◆ What you should do
Omit images. Retype all entries verbatim.

Data entries:
------------------------------

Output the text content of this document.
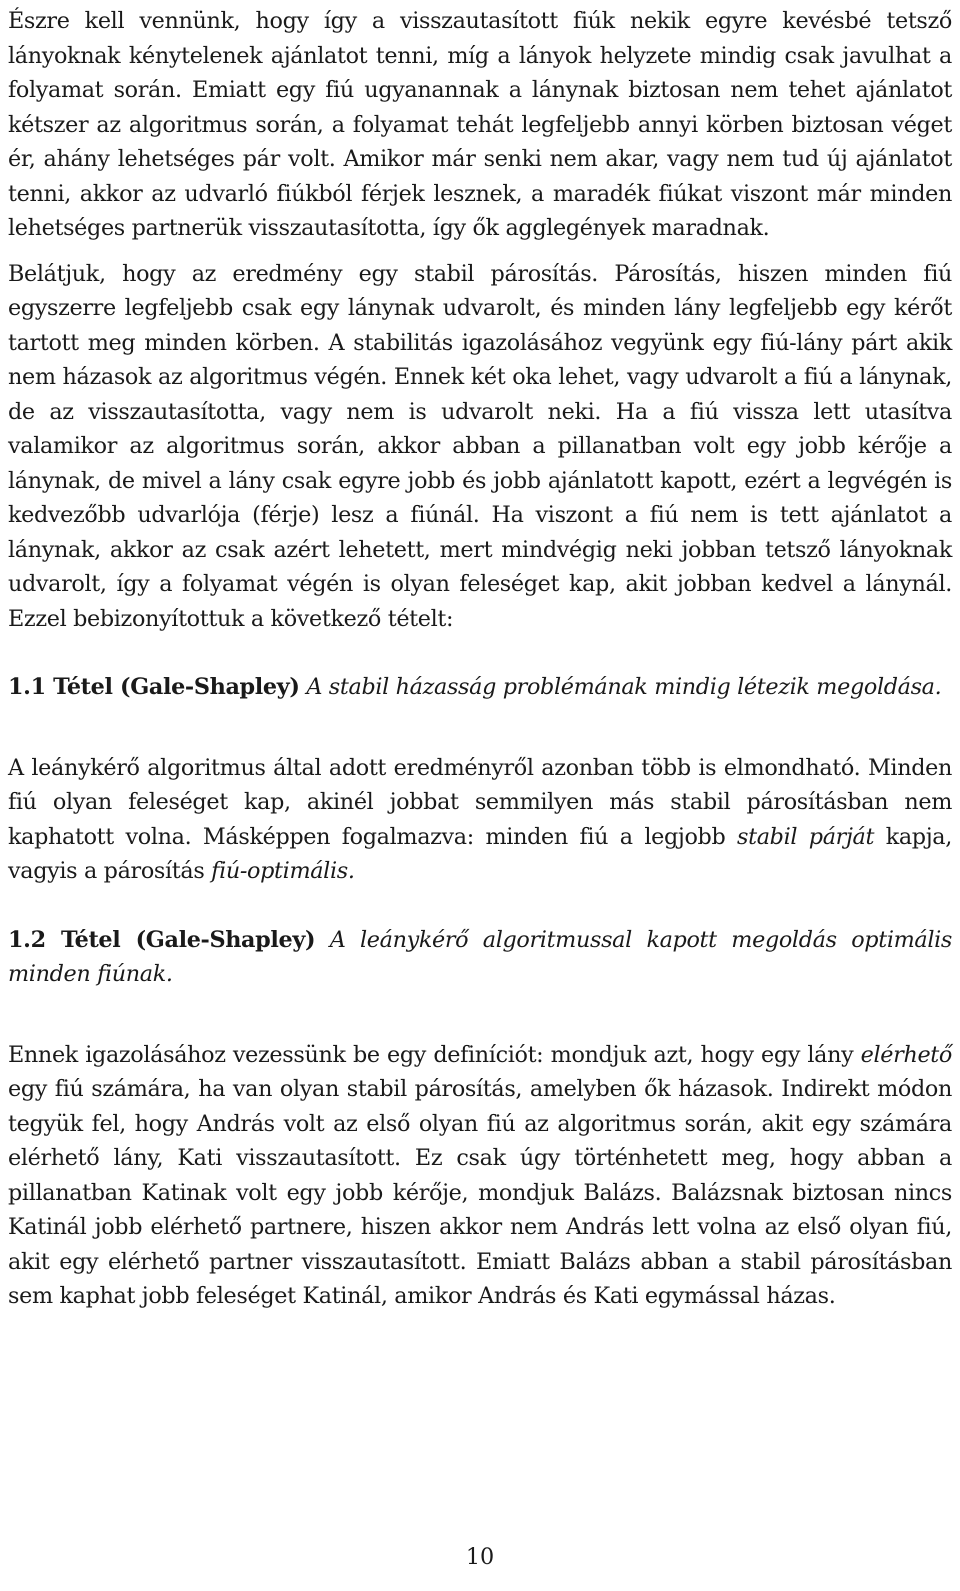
Észre kell vennünk, hogy így a visszautasított fiúk nekik egyre kevésbé tetsző lányoknak kénytelenek ajánlatot tenni, míg a lányok helyzete mindig csak javulhat a folyamat során. Emiatt egy fiú ugyanannak a lánynak biztosan nem tehet ajánlatot kétszer az algoritmus során, a folyamat tehát legfeljebb annyi körben biztosan véget ér, ahány lehetséges pár volt. Amikor már senki nem akar, vagy nem tud új ajánlatot tenni, akkor az udvarló fiúkból férjek lesznek, a maradék fiúkat viszont már minden lehetséges partnerük visszautasította, így ők agglegények maradnak.

Belátjuk, hogy az eredmény egy stabil párosítás. Párosítás, hiszen minden fiú egyszerre legfeljebb csak egy lánynak udvarolt, és minden lány legfeljebb egy kérőt tartott meg minden körben. A stabilitás igazolásához vegyünk egy fiú-lány párt akik nem házasok az algoritmus végén. Ennek két oka lehet, vagy udvarolt a fiú a lánynak, de az visszautasította, vagy nem is udvarolt neki. Ha a fiú vissza lett utasítva valamikor az algoritmus során, akkor abban a pillanatban volt egy jobb kérője a lánynak, de mivel a lány csak egyre jobb és jobb ajánlatott kapott, ezért a legvégén is kedvezőbb udvarlója (férje) lesz a fiúnál. Ha viszont a fiú nem is tett ajánlatot a lánynak, akkor az csak azért lehetett, mert mindvégig neki jobban tetsző lányoknak udvarolt, így a folyamat végén is olyan feleséget kap, akit jobban kedvel a lánynál. Ezzel bebizonyítottuk a következő tételt:

1.1 Tétel (Gale-Shapley) A stabil házasság problémának mindig létezik megoldása.

A leánykérő algoritmus által adott eredményről azonban több is elmondható. Minden fiú olyan feleséget kap, akinél jobbat semmilyen más stabil párosításban nem kaphatott volna. Másképpen fogalmazva: minden fiú a legjobb stabil párját kapja, vagyis a párosítás fiú-optimális.

1.2 Tétel (Gale-Shapley) A leánykérő algoritmussal kapott megoldás optimális minden fiúnak.

Ennek igazolásához vezessünk be egy definíciót: mondjuk azt, hogy egy lány elérhető egy fiú számára, ha van olyan stabil párosítás, amelyben ők házasok. Indirekt módon tegyük fel, hogy András volt az első olyan fiú az algoritmus során, akit egy számára elérhető lány, Kati visszautasított. Ez csak úgy történhetett meg, hogy abban a pillanatban Katinak volt egy jobb kérője, mondjuk Balázs. Balázsnak biztosan nincs Katinál jobb elérhető partnere, hiszen akkor nem András lett volna az első olyan fiú, akit egy elérhető partner visszautasított. Emiatt Balázs abban a stabil párosításban sem kaphat jobb feleséget Katinál, amikor András és Kati egymással házas.

10
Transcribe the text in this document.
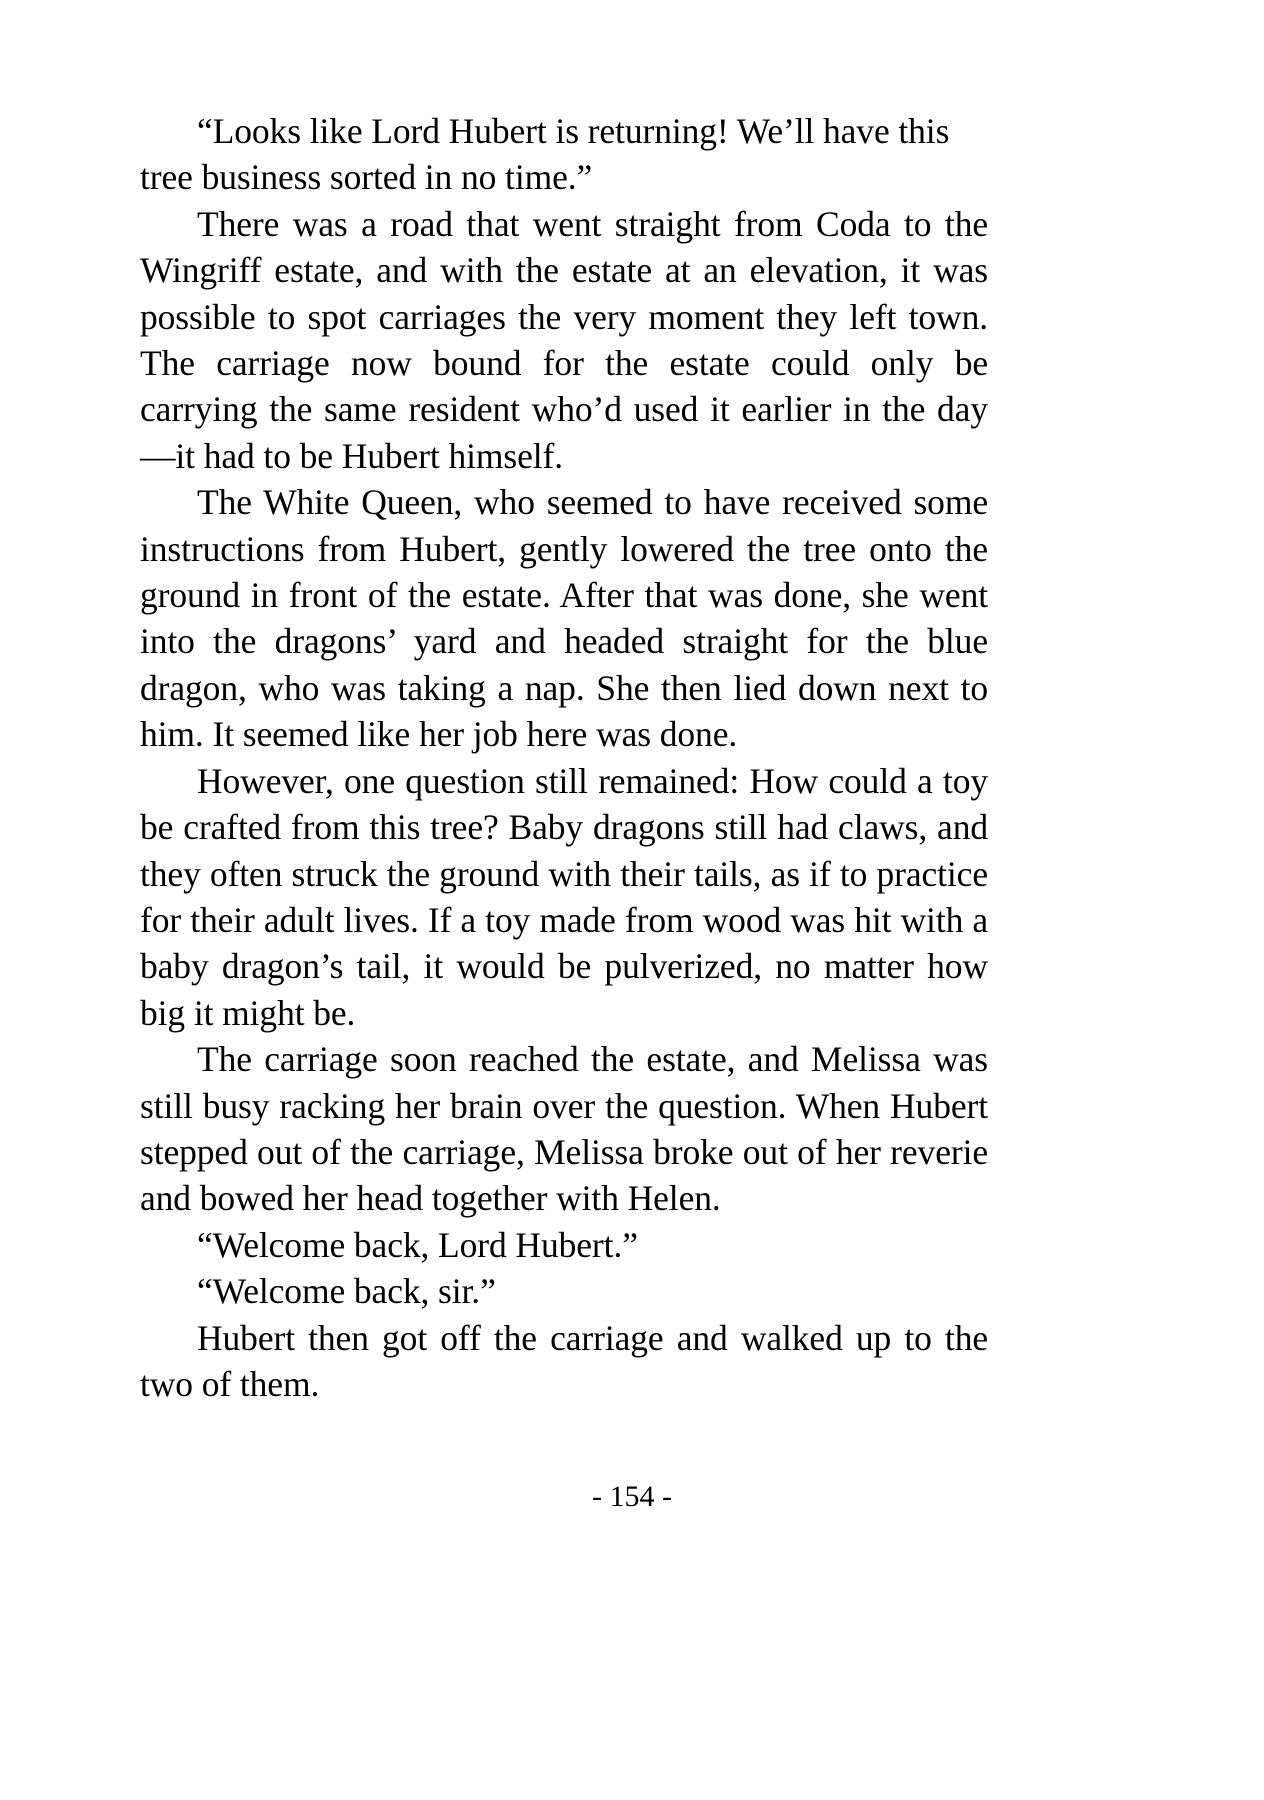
“Looks like Lord Hubert is returning! We’ll have this tree business sorted in no time.”

There was a road that went straight from Coda to the Wingriff estate, and with the estate at an elevation, it was possible to spot carriages the very moment they left town. The carriage now bound for the estate could only be carrying the same resident who’d used it earlier in the day—it had to be Hubert himself.

The White Queen, who seemed to have received some instructions from Hubert, gently lowered the tree onto the ground in front of the estate. After that was done, she went into the dragons’ yard and headed straight for the blue dragon, who was taking a nap. She then lied down next to him. It seemed like her job here was done.

However, one question still remained: How could a toy be crafted from this tree? Baby dragons still had claws, and they often struck the ground with their tails, as if to practice for their adult lives. If a toy made from wood was hit with a baby dragon’s tail, it would be pulverized, no matter how big it might be.

The carriage soon reached the estate, and Melissa was still busy racking her brain over the question. When Hubert stepped out of the carriage, Melissa broke out of her reverie and bowed her head together with Helen.

“Welcome back, Lord Hubert.”

“Welcome back, sir.”

Hubert then got off the carriage and walked up to the two of them.

- 154 -
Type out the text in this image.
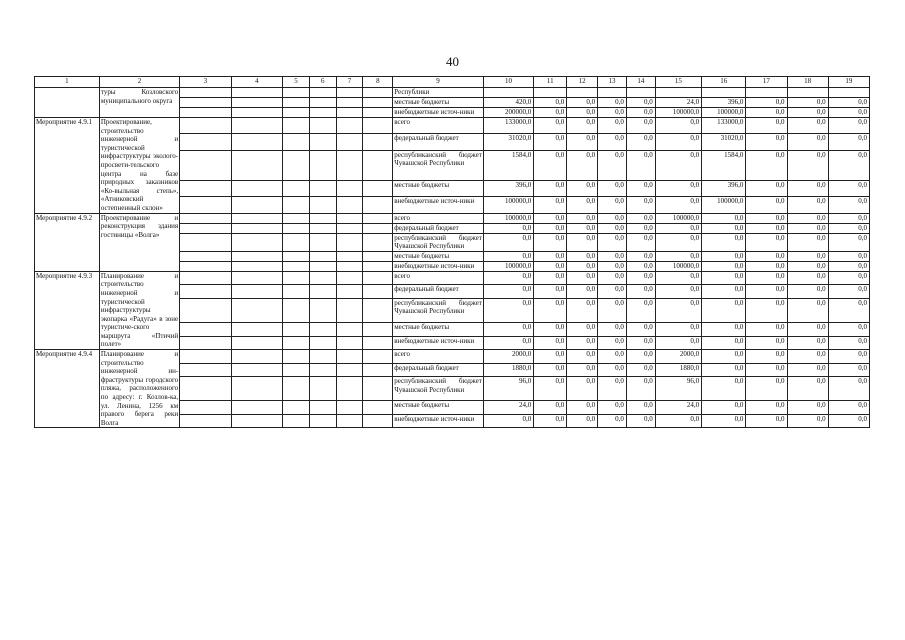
40
1	2	3	4	5	6	7	8	9	10	11	12	13	14	15	16	17	18	19
	туры Козловского муниципального округа							Республики										
								местные бюджеты	420,0	0,0	0,0	0,0	0,0	24,0	396,0	0,0	0,0	0,0
								внебюджетные источ-ники	200000,0	0,0	0,0	0,0	0,0	100000,0	100000,0	0,0	0,0	0,0
Мероприятие 4.9.1	Проектирование, строительство инженерной и туристической инфраструктуры эколого-просвети-тельского центра на базе природных заказников «Ко-выльная степь», «Атниковский остепненный склон»							всего	133000,0	0,0	0,0	0,0	0,0	0,0	133000,0	0,0	0,0	0,0
								федеральный бюджет	31020,0	0,0	0,0	0,0	0,0	0,0	31020,0	0,0	0,0	0,0
								республиканский бюджет Чувашской Республики	1584,0	0,0	0,0	0,0	0,0	0,0	1584,0	0,0	0,0	0,0
								местные бюджеты	396,0	0,0	0,0	0,0	0,0	0,0	396,0	0,0	0,0	0,0
								внебюджетные источ-ники	100000,0	0,0	0,0	0,0	0,0	0,0	100000,0	0,0	0,0	0,0
Мероприятие 4.9.2	Проектирование и реконструкция здания гостиницы «Волга»							всего	100000,0	0,0	0,0	0,0	0,0	100000,0	0,0	0,0	0,0	0,0
								федеральный бюджет	0,0	0,0	0,0	0,0	0,0	0,0	0,0	0,0	0,0	0,0
								республиканский бюджет Чувашской Республики	0,0	0,0	0,0	0,0	0,0	0,0	0,0	0,0	0,0	0,0
								местные бюджеты	0,0	0,0	0,0	0,0	0,0	0,0	0,0	0,0	0,0	0,0
								внебюджетные источ-ники	100000,0	0,0	0,0	0,0	0,0	100000,0	0,0	0,0	0,0	0,0
Мероприятие 4.9.3	Планирование и строительство инженерной и туристической инфраструктуры экопарка «Радуга» в зоне туристиче-ского маршрута «Птичий полет»							всего	0,0	0,0	0,0	0,0	0,0	0,0	0,0	0,0	0,0	0,0
								федеральный бюджет	0,0	0,0	0,0	0,0	0,0	0,0	0,0	0,0	0,0	0,0
								республиканский бюджет Чувашской Республики	0,0	0,0	0,0	0,0	0,0	0,0	0,0	0,0	0,0	0,0
								местные бюджеты	0,0	0,0	0,0	0,0	0,0	0,0	0,0	0,0	0,0	0,0
								внебюджетные источ-ники	0,0	0,0	0,0	0,0	0,0	0,0	0,0	0,0	0,0	0,0
Мероприятие 4.9.4	Планирование и строительство инженерной ин-фраструктуры городского пляжа, расположенного по адресу: г. Козлов-ка, ул. Ленина, 1256 км правого берега реки Волга							всего	2000,0	0,0	0,0	0,0	0,0	2000,0	0,0	0,0	0,0	0,0
								федеральный бюджет	1880,0	0,0	0,0	0,0	0,0	1880,0	0,0	0,0	0,0	0,0
								республиканский бюджет Чувашской Республики	96,0	0,0	0,0	0,0	0,0	96,0	0,0	0,0	0,0	0,0
								местные бюджеты	24,0	0,0	0,0	0,0	0,0	24,0	0,0	0,0	0,0	0,0
								внебюджетные источ-ники	0,0	0,0	0,0	0,0	0,0	0,0	0,0	0,0	0,0	0,0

------------------------------

◆ Written response
Output the text content of this document.
Észre kell vennünk, hogy így a visszautasított fiúk nekik egyre kevésbé tetsző lányoknak kénytelenek ajánlatot tenni, míg a lányok helyzete mindig csak javulhat a folyamat során. Emiatt egy fiú ugyanannak a lánynak biztosan nem tehet ajánlatot kétszer az algoritmus során, a folyamat tehát legfeljebb annyi körben biztosan véget ér, ahány lehetséges pár volt. Amikor már senki nem akar, vagy nem tud új ajánlatot tenni, akkor az udvarló fiúkból férjek lesznek, a maradék fiúkat viszont már minden lehetséges partnerük visszautasította, így ők agglegények maradnak.

Belátjuk, hogy az eredmény egy stabil párosítás. Párosítás, hiszen minden fiú egyszerre legfeljebb csak egy lánynak udvarolt, és minden lány legfeljebb egy kérőt tartott meg minden körben. A stabilitás igazolásához vegyünk egy fiú-lány párt akik nem házasok az algoritmus végén. Ennek két oka lehet, vagy udvarolt a fiú a lánynak, de az visszautasította, vagy nem is udvarolt neki. Ha a fiú vissza lett utasítva valamikor az algoritmus során, akkor abban a pillanatban volt egy jobb kérője a lánynak, de mivel a lány csak egyre jobb és jobb ajánlatott kapott, ezért a legvégén is kedvezőbb udvarlója (férje) lesz a fiúnál. Ha viszont a fiú nem is tett ajánlatot a lánynak, akkor az csak azért lehetett, mert mindvégig neki jobban tetsző lányoknak udvarolt, így a folyamat végén is olyan feleséget kap, akit jobban kedvel a lánynál. Ezzel bebizonyítottuk a következő tételt:

1.1 Tétel (Gale-Shapley) A stabil házasság problémának mindig létezik megoldása.

A leánykérő algoritmus által adott eredményről azonban több is elmondható. Minden fiú olyan feleséget kap, akinél jobbat semmilyen más stabil párosításban nem kaphatott volna. Másképpen fogalmazva: minden fiú a legjobb stabil párját kapja, vagyis a párosítás fiú-optimális.

1.2 Tétel (Gale-Shapley) A leánykérő algoritmussal kapott megoldás optimális minden fiúnak.

Ennek igazolásához vezessünk be egy definíciót: mondjuk azt, hogy egy lány elérhető egy fiú számára, ha van olyan stabil párosítás, amelyben ők házasok. Indirekt módon tegyük fel, hogy András volt az első olyan fiú az algoritmus során, akit egy számára elérhető lány, Kati visszautasított. Ez csak úgy történhetett meg, hogy abban a pillanatban Katinak volt egy jobb kérője, mondjuk Balázs. Balázsnak biztosan nincs Katinál jobb elérhető partnere, hiszen akkor nem András lett volna az első olyan fiú, akit egy elérhető partner visszautasított. Emiatt Balázs abban a stabil párosításban sem kaphat jobb feleséget Katinál, amikor András és Kati egymással házas.

10
Transcribe the text in this document.
“Looks like Lord Hubert is returning! We’ll have this tree business sorted in no time.”

There was a road that went straight from Coda to the Wingriff estate, and with the estate at an elevation, it was possible to spot carriages the very moment they left town. The carriage now bound for the estate could only be carrying the same resident who’d used it earlier in the day—it had to be Hubert himself.

The White Queen, who seemed to have received some instructions from Hubert, gently lowered the tree onto the ground in front of the estate. After that was done, she went into the dragons’ yard and headed straight for the blue dragon, who was taking a nap. She then lied down next to him. It seemed like her job here was done.

However, one question still remained: How could a toy be crafted from this tree? Baby dragons still had claws, and they often struck the ground with their tails, as if to practice for their adult lives. If a toy made from wood was hit with a baby dragon’s tail, it would be pulverized, no matter how big it might be.

The carriage soon reached the estate, and Melissa was still busy racking her brain over the question. When Hubert stepped out of the carriage, Melissa broke out of her reverie and bowed her head together with Helen.

“Welcome back, Lord Hubert.”

“Welcome back, sir.”

Hubert then got off the carriage and walked up to the two of them.

- 154 -
Type out the text in this image.
40
1	2	3	4	5	6	7	8	9	10	11	12	13	14	15	16	17	18	19
	туры Козловского муниципального округа							Республики										
								местные бюджеты	420,0	0,0	0,0	0,0	0,0	24,0	396,0	0,0	0,0	0,0
								внебюджетные источ-ники	200000,0	0,0	0,0	0,0	0,0	100000,0	100000,0	0,0	0,0	0,0
Мероприятие 4.9.1	Проектирование, строительство инженерной и туристической инфраструктуры эколого-просвети-тельского центра на базе природных заказников «Ко-выльная степь», «Атниковский остепненный склон»							всего	133000,0	0,0	0,0	0,0	0,0	0,0	133000,0	0,0	0,0	0,0
								федеральный бюджет	31020,0	0,0	0,0	0,0	0,0	0,0	31020,0	0,0	0,0	0,0
								республиканский бюджет Чувашской Республики	1584,0	0,0	0,0	0,0	0,0	0,0	1584,0	0,0	0,0	0,0
								местные бюджеты	396,0	0,0	0,0	0,0	0,0	0,0	396,0	0,0	0,0	0,0
								внебюджетные источ-ники	100000,0	0,0	0,0	0,0	0,0	0,0	100000,0	0,0	0,0	0,0
Мероприятие 4.9.2	Проектирование и реконструкция здания гостиницы «Волга»							всего	100000,0	0,0	0,0	0,0	0,0	100000,0	0,0	0,0	0,0	0,0
								федеральный бюджет	0,0	0,0	0,0	0,0	0,0	0,0	0,0	0,0	0,0	0,0
								республиканский бюджет Чувашской Республики	0,0	0,0	0,0	0,0	0,0	0,0	0,0	0,0	0,0	0,0
								местные бюджеты	0,0	0,0	0,0	0,0	0,0	0,0	0,0	0,0	0,0	0,0
								внебюджетные источ-ники	100000,0	0,0	0,0	0,0	0,0	100000,0	0,0	0,0	0,0	0,0
Мероприятие 4.9.3	Планирование и строительство инженерной и туристической инфраструктуры экопарка «Радуга» в зоне туристиче-ского маршрута «Птичий полет»							всего	0,0	0,0	0,0	0,0	0,0	0,0	0,0	0,0	0,0	0,0
								федеральный бюджет	0,0	0,0	0,0	0,0	0,0	0,0	0,0	0,0	0,0	0,0
								республиканский бюджет Чувашской Республики	0,0	0,0	0,0	0,0	0,0	0,0	0,0	0,0	0,0	0,0
								местные бюджеты	0,0	0,0	0,0	0,0	0,0	0,0	0,0	0,0	0,0	0,0
								внебюджетные источ-ники	0,0	0,0	0,0	0,0	0,0	0,0	0,0	0,0	0,0	0,0
Мероприятие 4.9.4	Планирование и строительство инженерной ин-фраструктуры городского пляжа, расположенного по адресу: г. Козлов-ка, ул. Ленина, 1256 км правого берега реки Волга							всего	2000,0	0,0	0,0	0,0	0,0	2000,0	0,0	0,0	0,0	0,0
								федеральный бюджет	1880,0	0,0	0,0	0,0	0,0	1880,0	0,0	0,0	0,0	0,0
								республиканский бюджет Чувашской Республики	96,0	0,0	0,0	0,0	0,0	96,0	0,0	0,0	0,0	0,0
								местные бюджеты	24,0	0,0	0,0	0,0	0,0	24,0	0,0	0,0	0,0	0,0
								внебюджетные источ-ники	0,0	0,0	0,0	0,0	0,0	0,0	0,0	0,0	0,0	0,0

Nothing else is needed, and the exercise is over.